> **OBJECTIVE**: Print the entries that appear below, exactly as written and without their pictures.

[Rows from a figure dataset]
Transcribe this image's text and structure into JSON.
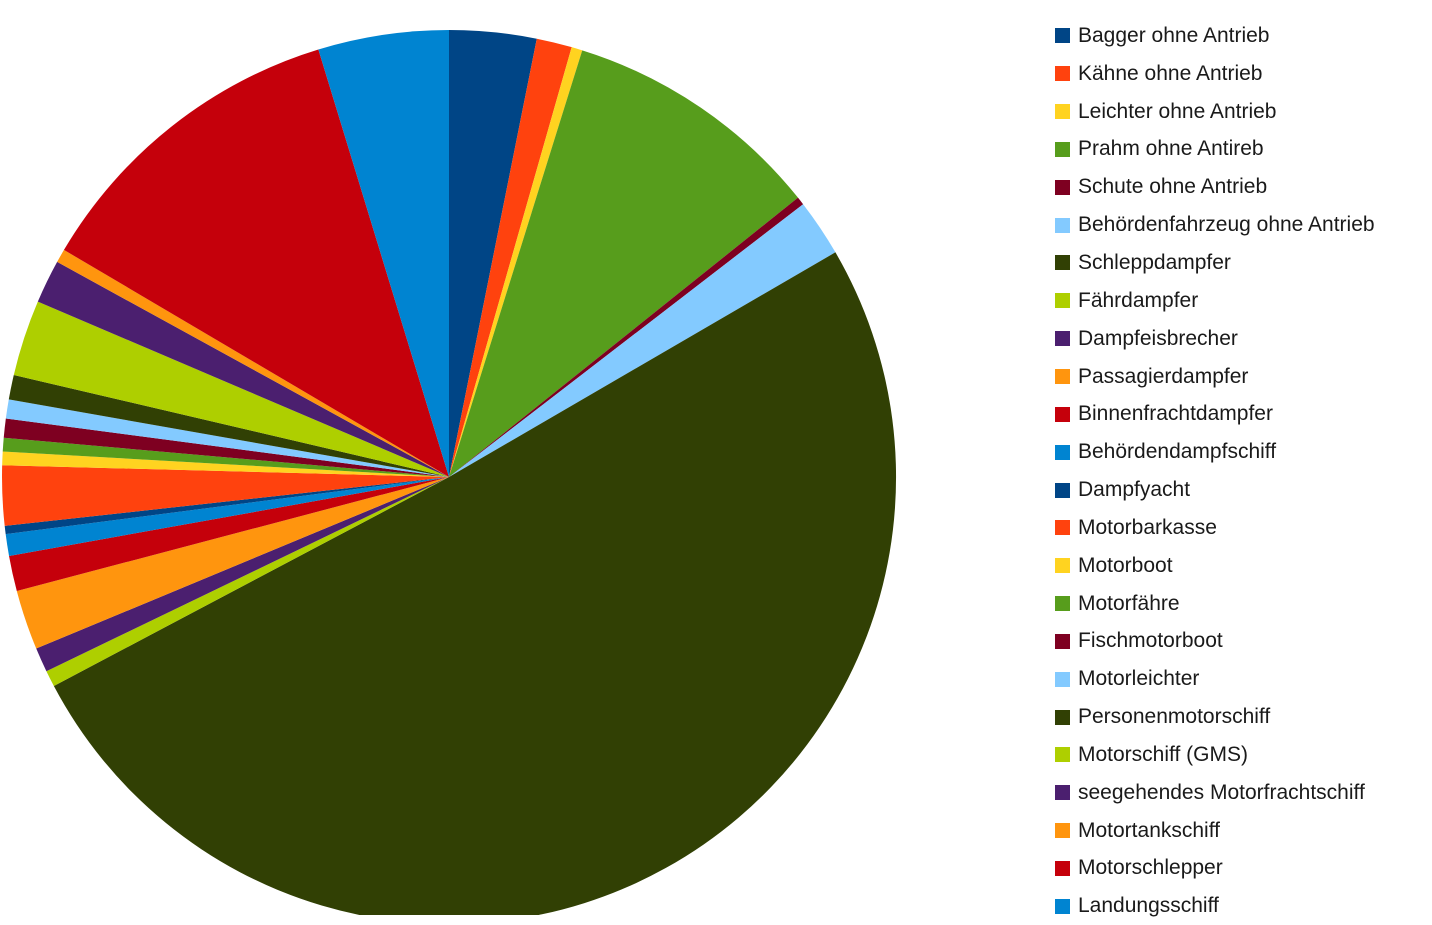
{
  "chart_data": {
    "type": "pie",
    "title": "",
    "legend_position": "right",
    "start_angle_deg": 0,
    "direction": "clockwise",
    "slices": [
      {
        "label": "Bagger ohne Antrieb",
        "value": 3.2,
        "color": "#004586"
      },
      {
        "label": "Kähne ohne Antrieb",
        "value": 1.3,
        "color": "#ff420e"
      },
      {
        "label": "Leichter ohne Antrieb",
        "value": 0.4,
        "color": "#ffd320"
      },
      {
        "label": "Prahm ohne Antireb",
        "value": 9.6,
        "color": "#579d1c"
      },
      {
        "label": "Schute ohne Antrieb",
        "value": 0.3,
        "color": "#7e0021"
      },
      {
        "label": "Behördenfahrzeug ohne Antrieb",
        "value": 2.1,
        "color": "#83caff"
      },
      {
        "label": "Schleppdampfer",
        "value": 0.0,
        "color": "#314004"
      },
      {
        "label": "Fährdampfer",
        "value": 0.0,
        "color": "#aecf00"
      },
      {
        "label": "Dampfeisbrecher",
        "value": 0.0,
        "color": "#4b1f6f"
      },
      {
        "label": "Passagierdampfer",
        "value": 0.0,
        "color": "#ff950e"
      },
      {
        "label": "Binnenfrachtdampfer",
        "value": 0.0,
        "color": "#c5000b"
      },
      {
        "label": "Behördendampfschiff",
        "value": 0.0,
        "color": "#0084d1"
      },
      {
        "label": "Dampfyacht",
        "value": 0.0,
        "color": "#004586"
      },
      {
        "label": "Motorbarkasse",
        "value": 0.0,
        "color": "#ff420e"
      },
      {
        "label": "Motorboot",
        "value": 0.0,
        "color": "#ffd320"
      },
      {
        "label": "Motorfähre",
        "value": 0.0,
        "color": "#579d1c"
      },
      {
        "label": "Fischmotorboot",
        "value": 0.0,
        "color": "#7e0021"
      },
      {
        "label": "Motorleichter",
        "value": 0.0,
        "color": "#83caff"
      },
      {
        "label": "Personenmotorschiff",
        "value": 51.5,
        "color": "#314004"
      },
      {
        "label": "Motorschiff (GMS)",
        "value": 0.6,
        "color": "#aecf00"
      },
      {
        "label": "seegehendes Motorfrachtschiff",
        "value": 0.9,
        "color": "#4b1f6f"
      },
      {
        "label": "Motortankschiff",
        "value": 2.2,
        "color": "#ff950e"
      },
      {
        "label": "Motorschlepper",
        "value": 1.3,
        "color": "#c5000b"
      },
      {
        "label": "Landungsschiff",
        "value": 0.8,
        "color": "#0084d1"
      },
      {
        "label": "",
        "value": 0.3,
        "color": "#004586"
      },
      {
        "label": "",
        "value": 2.2,
        "color": "#ff420e"
      },
      {
        "label": "",
        "value": 0.5,
        "color": "#ffd320"
      },
      {
        "label": "",
        "value": 0.5,
        "color": "#579d1c"
      },
      {
        "label": "",
        "value": 0.7,
        "color": "#7e0021"
      },
      {
        "label": "",
        "value": 0.7,
        "color": "#83caff"
      },
      {
        "label": "",
        "value": 0.9,
        "color": "#314004"
      },
      {
        "label": "",
        "value": 2.8,
        "color": "#aecf00"
      },
      {
        "label": "",
        "value": 1.6,
        "color": "#4b1f6f"
      },
      {
        "label": "",
        "value": 0.5,
        "color": "#ff950e"
      },
      {
        "label": "",
        "value": 12.0,
        "color": "#c5000b"
      },
      {
        "label": "",
        "value": 4.8,
        "color": "#0084d1"
      }
    ]
  }
}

> **SOLUTION BELOW**:
Transcribe this image's text and structure into JSON.
{
  "chart_data": {
    "type": "pie",
    "title": "",
    "legend_position": "right",
    "start_angle_deg": 0,
    "direction": "clockwise",
    "slices": [
      {
        "label": "Bagger ohne Antrieb",
        "value": 3.2,
        "color": "#004586"
      },
      {
        "label": "Kähne ohne Antrieb",
        "value": 1.3,
        "color": "#ff420e"
      },
      {
        "label": "Leichter ohne Antrieb",
        "value": 0.4,
        "color": "#ffd320"
      },
      {
        "label": "Prahm ohne Antireb",
        "value": 9.6,
        "color": "#579d1c"
      },
      {
        "label": "Schute ohne Antrieb",
        "value": 0.3,
        "color": "#7e0021"
      },
      {
        "label": "Behördenfahrzeug ohne Antrieb",
        "value": 2.1,
        "color": "#83caff"
      },
      {
        "label": "Schleppdampfer",
        "value": 0.0,
        "color": "#314004"
      },
      {
        "label": "Fährdampfer",
        "value": 0.0,
        "color": "#aecf00"
      },
      {
        "label": "Dampfeisbrecher",
        "value": 0.0,
        "color": "#4b1f6f"
      },
      {
        "label": "Passagierdampfer",
        "value": 0.0,
        "color": "#ff950e"
      },
      {
        "label": "Binnenfrachtdampfer",
        "value": 0.0,
        "color": "#c5000b"
      },
      {
        "label": "Behördendampfschiff",
        "value": 0.0,
        "color": "#0084d1"
      },
      {
        "label": "Dampfyacht",
        "value": 0.0,
        "color": "#004586"
      },
      {
        "label": "Motorbarkasse",
        "value": 0.0,
        "color": "#ff420e"
      },
      {
        "label": "Motorboot",
        "value": 0.0,
        "color": "#ffd320"
      },
      {
        "label": "Motorfähre",
        "value": 0.0,
        "color": "#579d1c"
      },
      {
        "label": "Fischmotorboot",
        "value": 0.0,
        "color": "#7e0021"
      },
      {
        "label": "Motorleichter",
        "value": 0.0,
        "color": "#83caff"
      },
      {
        "label": "Personenmotorschiff",
        "value": 51.5,
        "color": "#314004"
      },
      {
        "label": "Motorschiff (GMS)",
        "value": 0.6,
        "color": "#aecf00"
      },
      {
        "label": "seegehendes Motorfrachtschiff",
        "value": 0.9,
        "color": "#4b1f6f"
      },
      {
        "label": "Motortankschiff",
        "value": 2.2,
        "color": "#ff950e"
      },
      {
        "label": "Motorschlepper",
        "value": 1.3,
        "color": "#c5000b"
      },
      {
        "label": "Landungsschiff",
        "value": 0.8,
        "color": "#0084d1"
      },
      {
        "label": "",
        "value": 0.3,
        "color": "#004586"
      },
      {
        "label": "",
        "value": 2.2,
        "color": "#ff420e"
      },
      {
        "label": "",
        "value": 0.5,
        "color": "#ffd320"
      },
      {
        "label": "",
        "value": 0.5,
        "color": "#579d1c"
      },
      {
        "label": "",
        "value": 0.7,
        "color": "#7e0021"
      },
      {
        "label": "",
        "value": 0.7,
        "color": "#83caff"
      },
      {
        "label": "",
        "value": 0.9,
        "color": "#314004"
      },
      {
        "label": "",
        "value": 2.8,
        "color": "#aecf00"
      },
      {
        "label": "",
        "value": 1.6,
        "color": "#4b1f6f"
      },
      {
        "label": "",
        "value": 0.5,
        "color": "#ff950e"
      },
      {
        "label": "",
        "value": 12.0,
        "color": "#c5000b"
      },
      {
        "label": "",
        "value": 4.8,
        "color": "#0084d1"
      }
    ]
  }
}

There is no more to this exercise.